Dataset rows:
-- BEGIN --

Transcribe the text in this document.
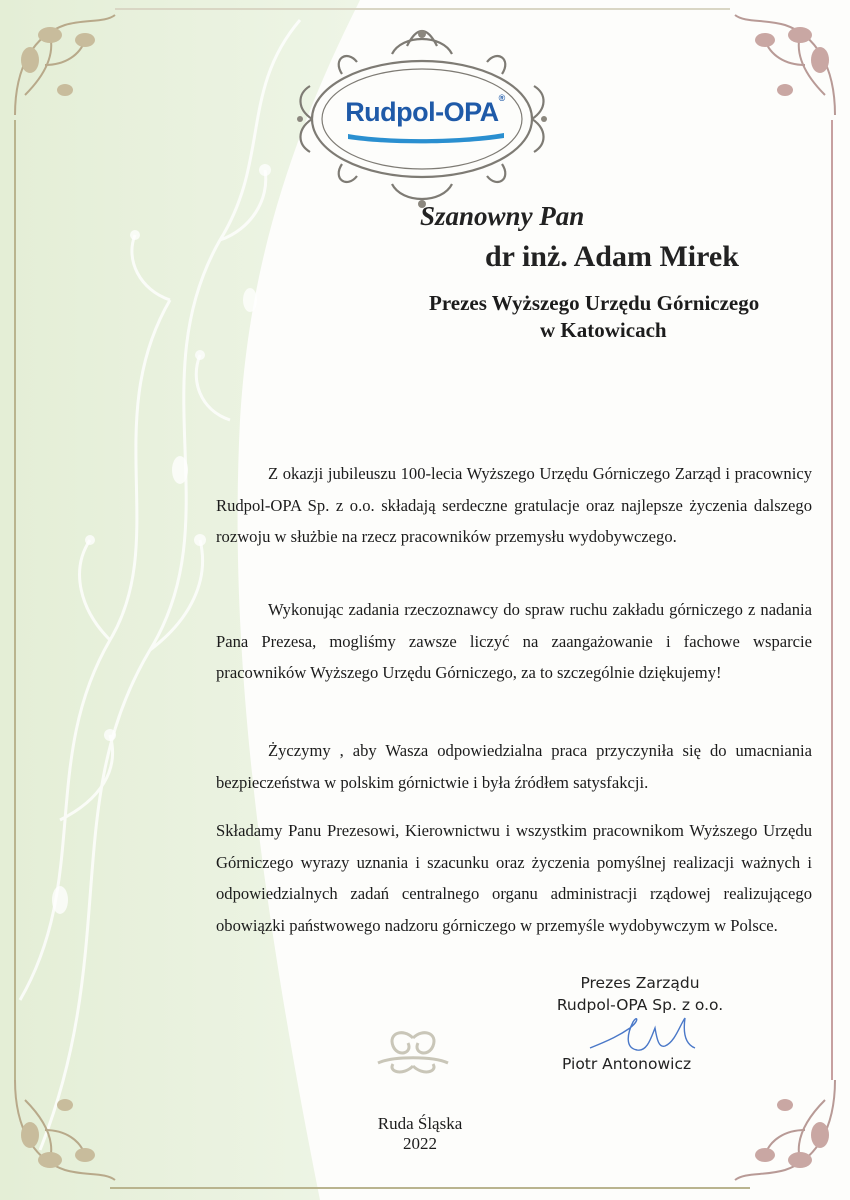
Rudpol-OPA®
Szanowny Pan
dr inż. Adam Mirek
Prezes Wyższego Urzędu Górniczego
w Katowicach
Z okazji jubileuszu 100-lecia Wyższego Urzędu Górniczego Zarząd i pracownicy Rudpol-OPA Sp. z o.o. składają serdeczne gratulacje oraz najlepsze życzenia dalszego rozwoju w służbie na rzecz pracowników przemysłu wydobywczego.
Wykonując zadania rzeczoznawcy do spraw ruchu zakładu górniczego z nadania Pana Prezesa, mogliśmy zawsze liczyć na zaangażowanie i fachowe wsparcie pracowników Wyższego Urzędu Górniczego, za to szczególnie dziękujemy!
Życzymy , aby Wasza odpowiedzialna praca przyczyniła się do umacniania bezpieczeństwa w polskim górnictwie i była źródłem satysfakcji.
Składamy Panu Prezesowi, Kierownictwu i wszystkim pracownikom Wyższego Urzędu Górniczego wyrazy uznania i szacunku oraz życzenia pomyślnej realizacji ważnych i odpowiedzialnych zadań centralnego organu administracji rządowej realizującego obowiązki państwowego nadzoru górniczego w przemyśle wydobywczym w Polsce.
Prezes Zarządu
Rudpol-OPA Sp. z o.o.
Piotr Antonowicz
Ruda Śląska
2022
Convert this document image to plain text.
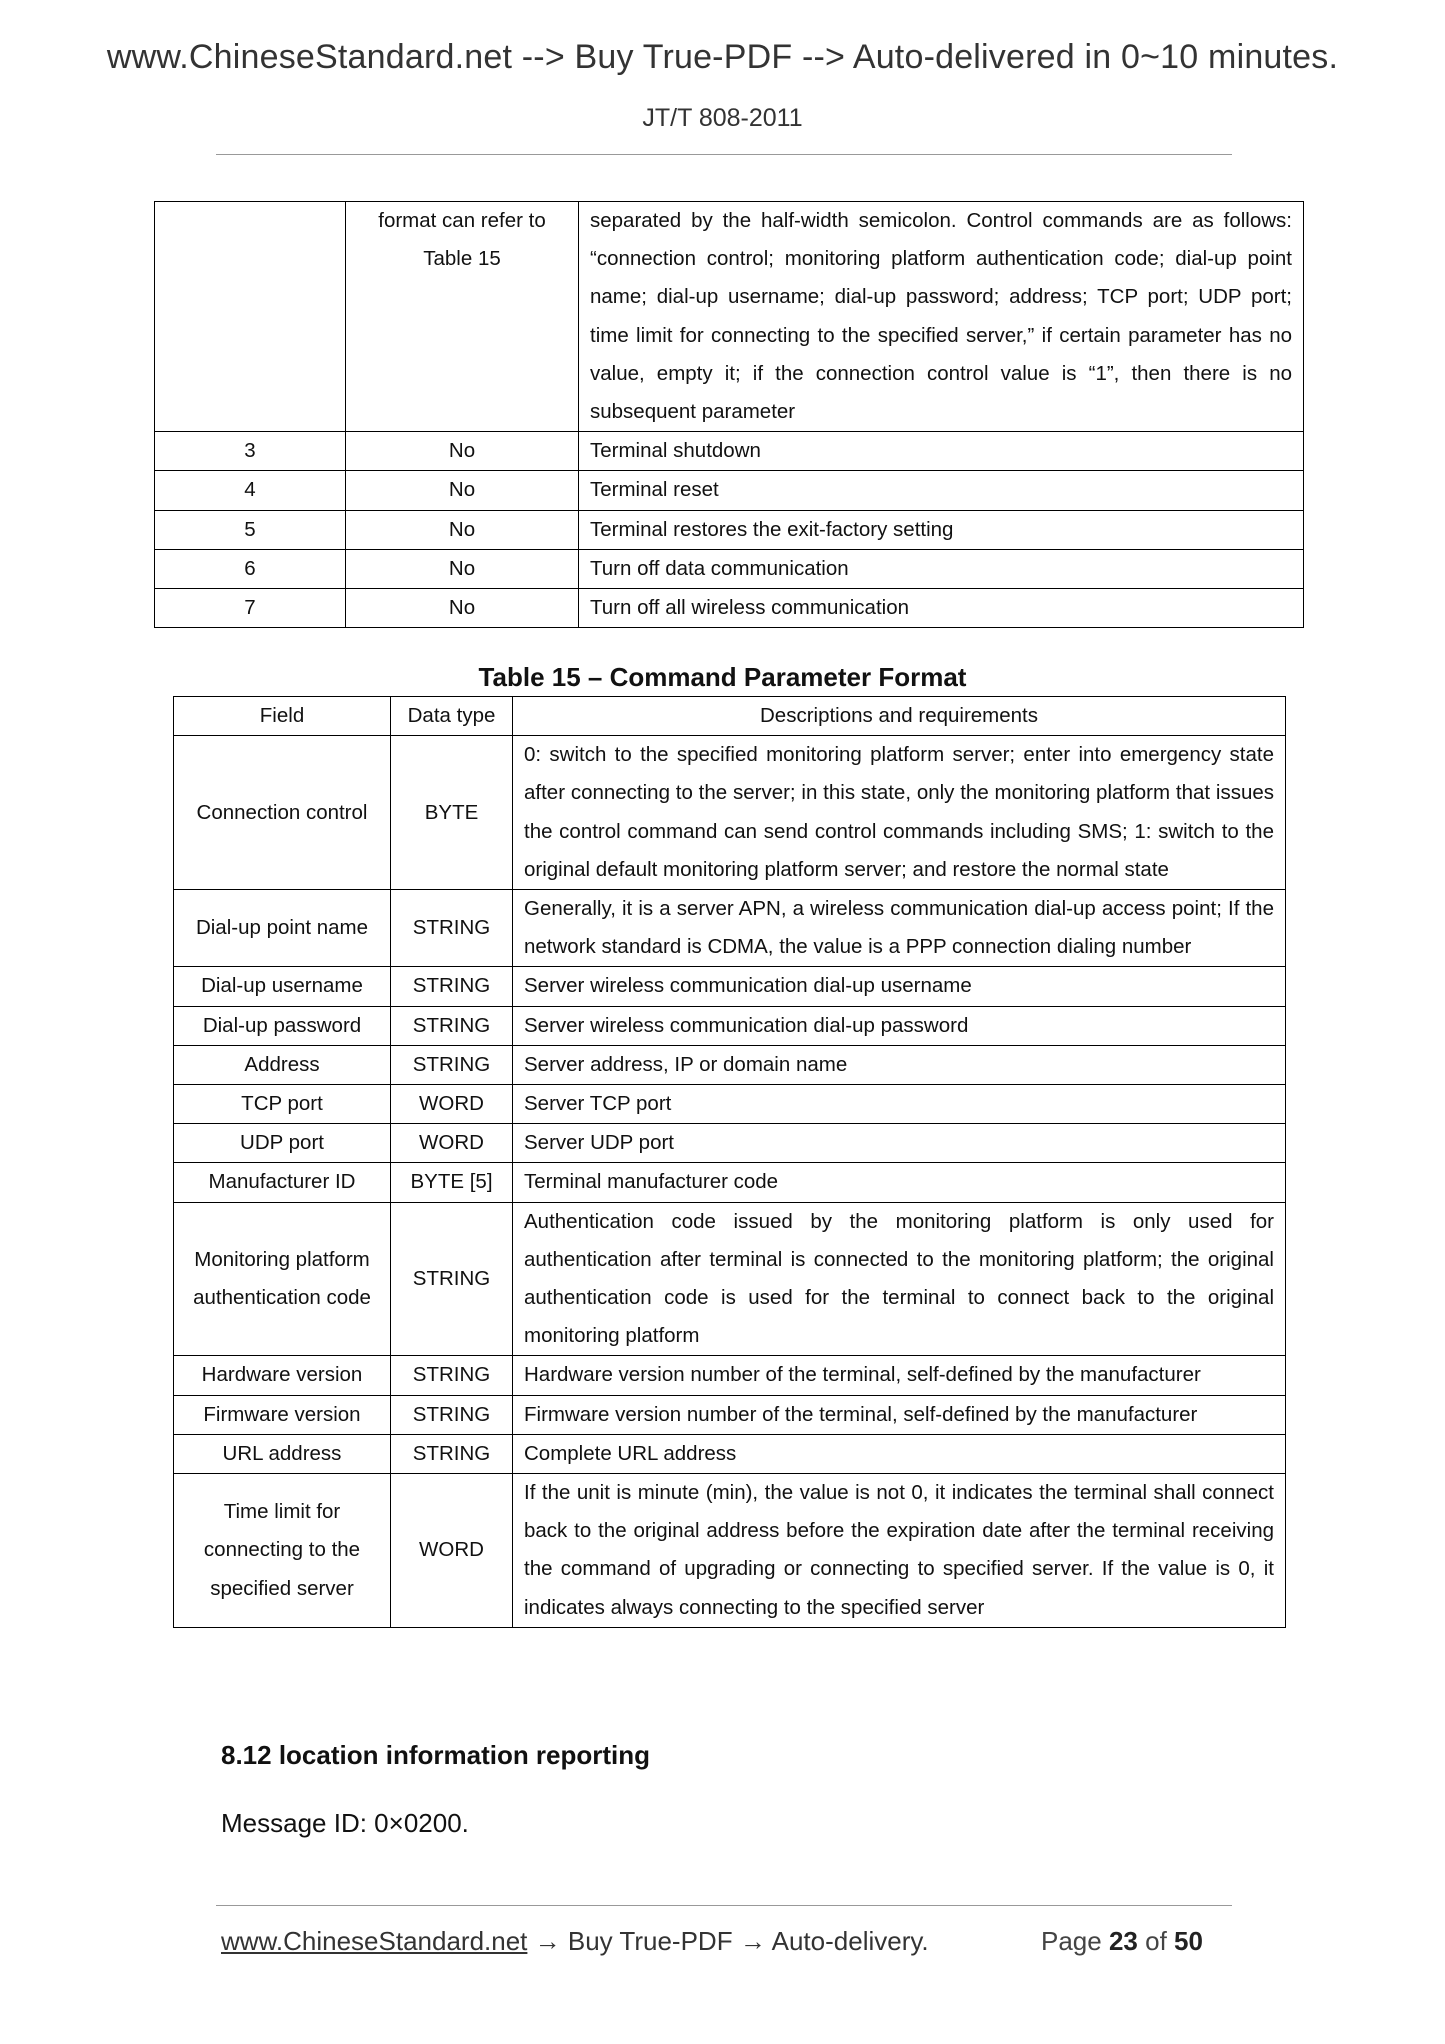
www.ChineseStandard.net --> Buy True-PDF --> Auto-delivered in 0~10 minutes.
JT/T 808-2011
	format can refer to Table 15	separated by the half-width semicolon. Control commands are as follows: “connection control; monitoring platform authentication code; dial-up point name; dial-up username; dial-up password; address; TCP port; UDP port; time limit for connecting to the specified server,” if certain parameter has no value, empty it; if the connection control value is “1”, then there is no subsequent parameter
3	No	Terminal shutdown
4	No	Terminal reset
5	No	Terminal restores the exit-factory setting
6	No	Turn off data communication
7	No	Turn off all wireless communication
Table 15 – Command Parameter Format
Field	Data type	Descriptions and requirements
Connection control	BYTE	0: switch to the specified monitoring platform server; enter into emergency state after connecting to the server; in this state, only the monitoring platform that issues the control command can send control commands including SMS; 1: switch to the original default monitoring platform server; and restore the normal state
Dial-up point name	STRING	Generally, it is a server APN, a wireless communication dial-up access point; If the network standard is CDMA, the value is a PPP connection dialing number
Dial-up username	STRING	Server wireless communication dial-up username
Dial-up password	STRING	Server wireless communication dial-up password
Address	STRING	Server address, IP or domain name
TCP port	WORD	Server TCP port
UDP port	WORD	Server UDP port
Manufacturer ID	BYTE [5]	Terminal manufacturer code
Monitoring platform authentication code	STRING	Authentication code issued by the monitoring platform is only used for authentication after terminal is connected to the monitoring platform; the original authentication code is used for the terminal to connect back to the original monitoring platform
Hardware version	STRING	Hardware version number of the terminal, self-defined by the manufacturer
Firmware version	STRING	Firmware version number of the terminal, self-defined by the manufacturer
URL address	STRING	Complete URL address
Time limit for connecting to the specified server	WORD	If the unit is minute (min), the value is not 0, it indicates the terminal shall connect back to the original address before the expiration date after the terminal receiving the command of upgrading or connecting to specified server. If the value is 0, it indicates always connecting to the specified server
8.12 location information reporting
Message ID: 0×0200.
www.ChineseStandard.net → Buy True-PDF → Auto-delivery.	Page 23 of 50
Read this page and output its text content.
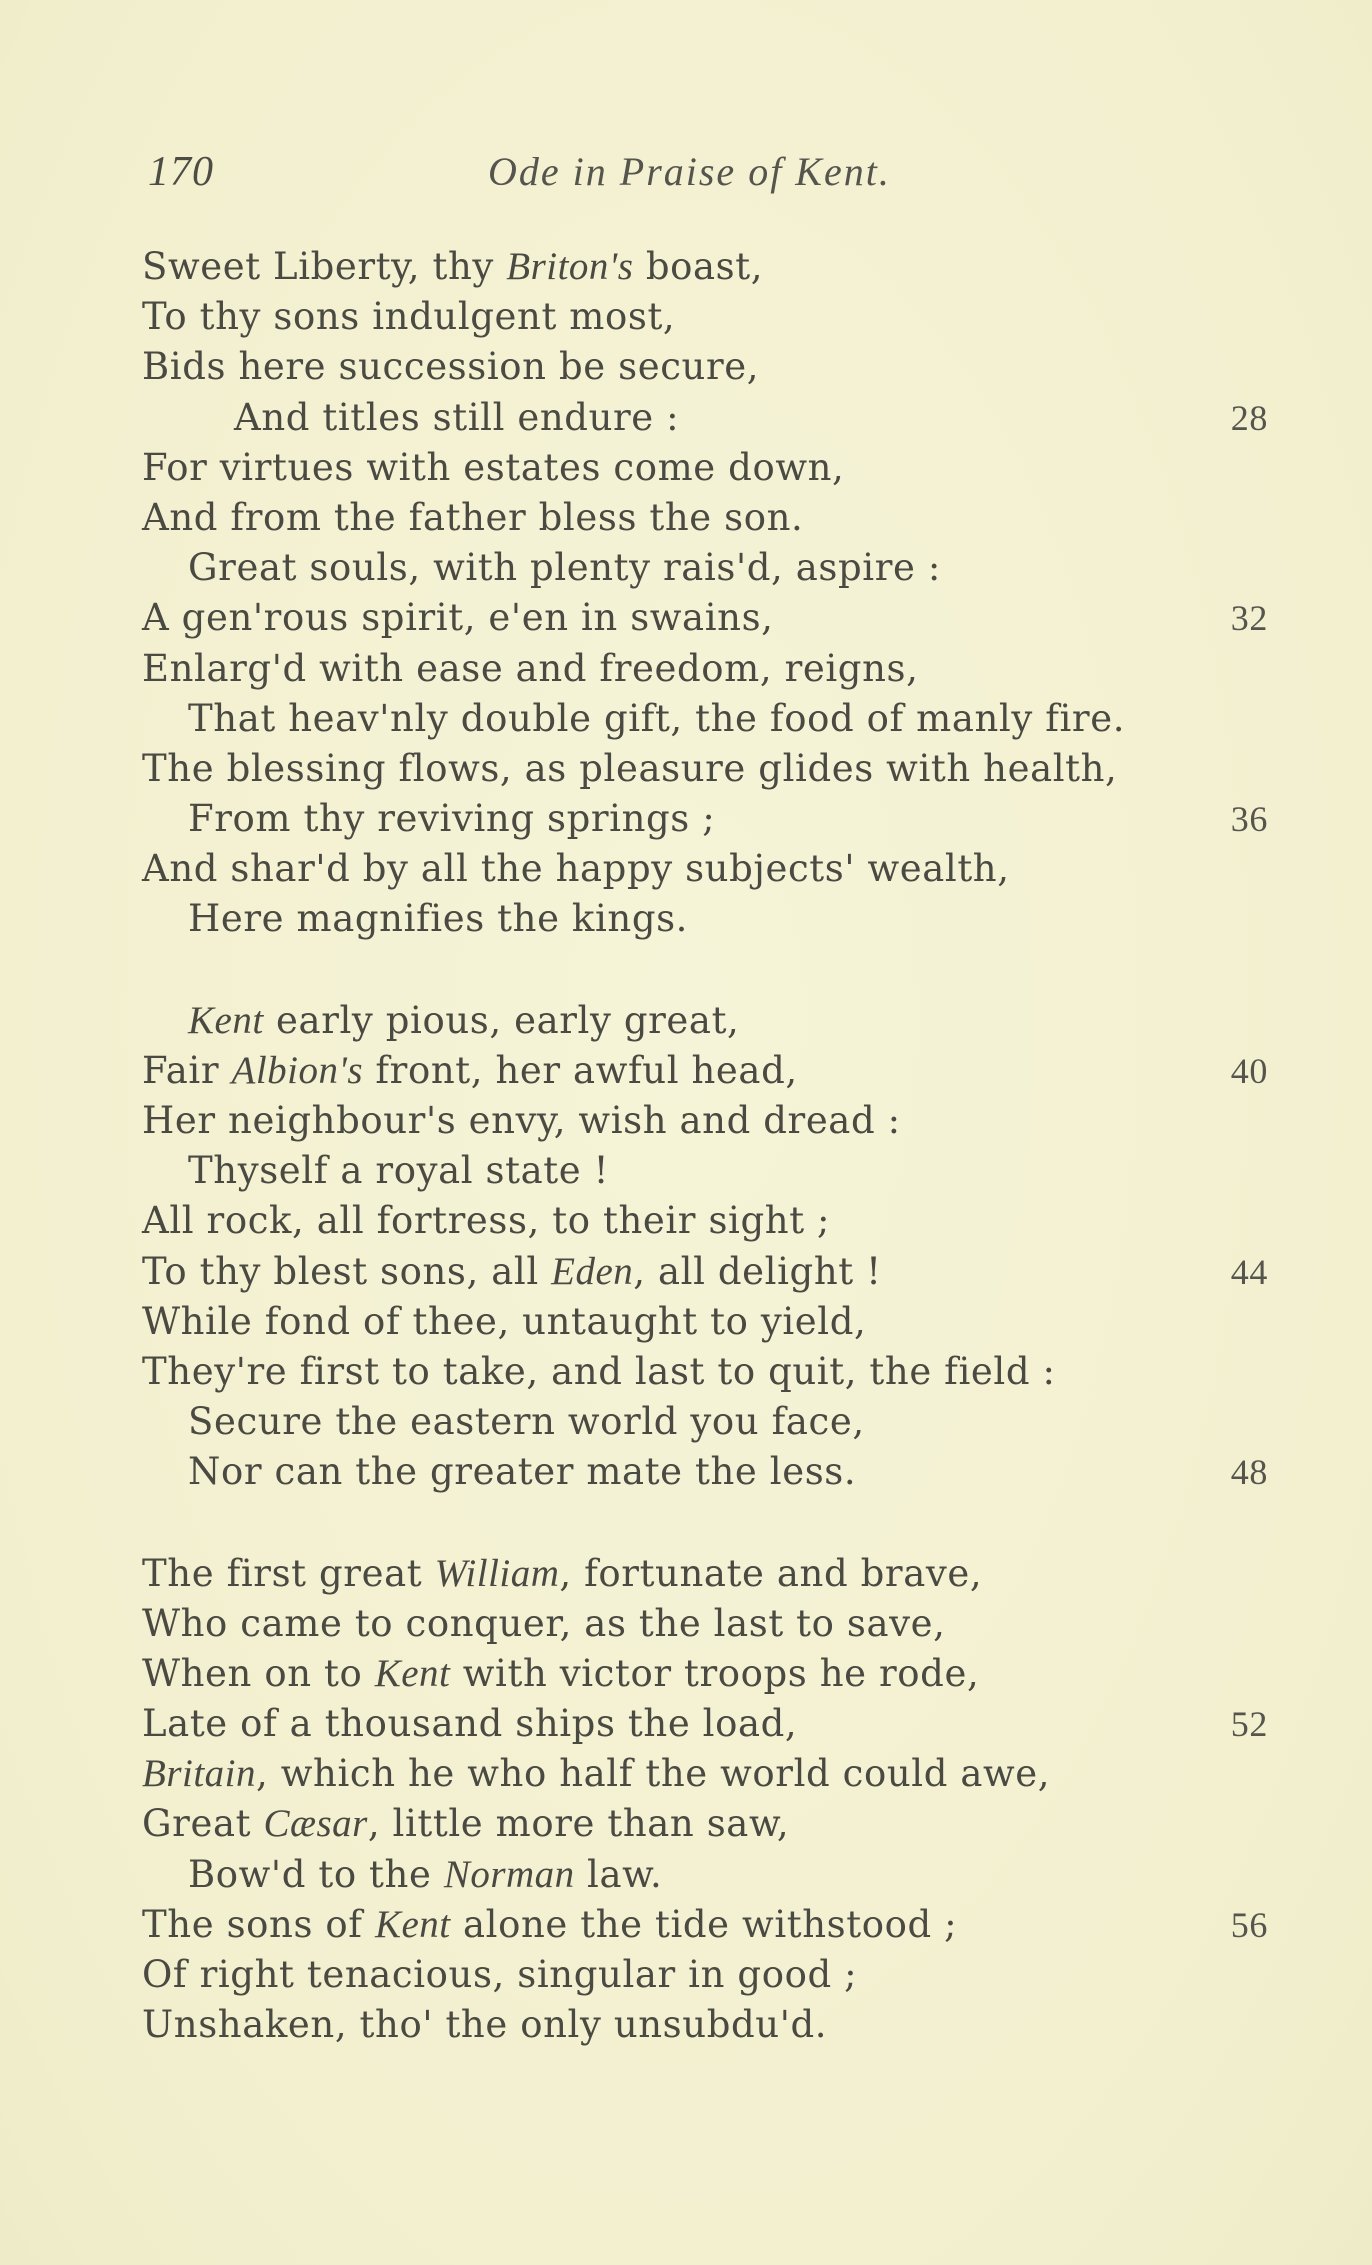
170	Ode in Praise of Kent.
Sweet Liberty, thy Briton's boast,
To thy sons indulgent most,
Bids here succession be secure,
And titles still endure :	28
For virtues with estates come down,
And from the father bless the son.
Great souls, with plenty rais'd, aspire :
A gen'rous spirit, e'en in swains,	32
Enlarg'd with ease and freedom, reigns,
That heav'nly double gift, the food of manly fire.
The blessing flows, as pleasure glides with health,
From thy reviving springs ;	36
And shar'd by all the happy subjects' wealth,
Here magnifies the kings.
Kent early pious, early great,
Fair Albion's front, her awful head,	40
Her neighbour's envy, wish and dread :
Thyself a royal state !
All rock, all fortress, to their sight ;
To thy blest sons, all Eden, all delight !	44
While fond of thee, untaught to yield,
They're first to take, and last to quit, the field :
Secure the eastern world you face,
Nor can the greater mate the less.	48
The first great William, fortunate and brave,
Who came to conquer, as the last to save,
When on to Kent with victor troops he rode,
Late of a thousand ships the load,	52
Britain, which he who half the world could awe,
Great Cæsar, little more than saw,
Bow'd to the Norman law.
The sons of Kent alone the tide withstood ;	56
Of right tenacious, singular in good ;
Unshaken, tho' the only unsubdu'd.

-- END --

Pick out the lines containing the word "defined" and show them.

Written solution:
Hardware version	STRING	Hardware version number of the terminal, self-defined by the manufacturer
Firmware version	STRING	Firmware version number of the terminal, self-defined by the manufacturer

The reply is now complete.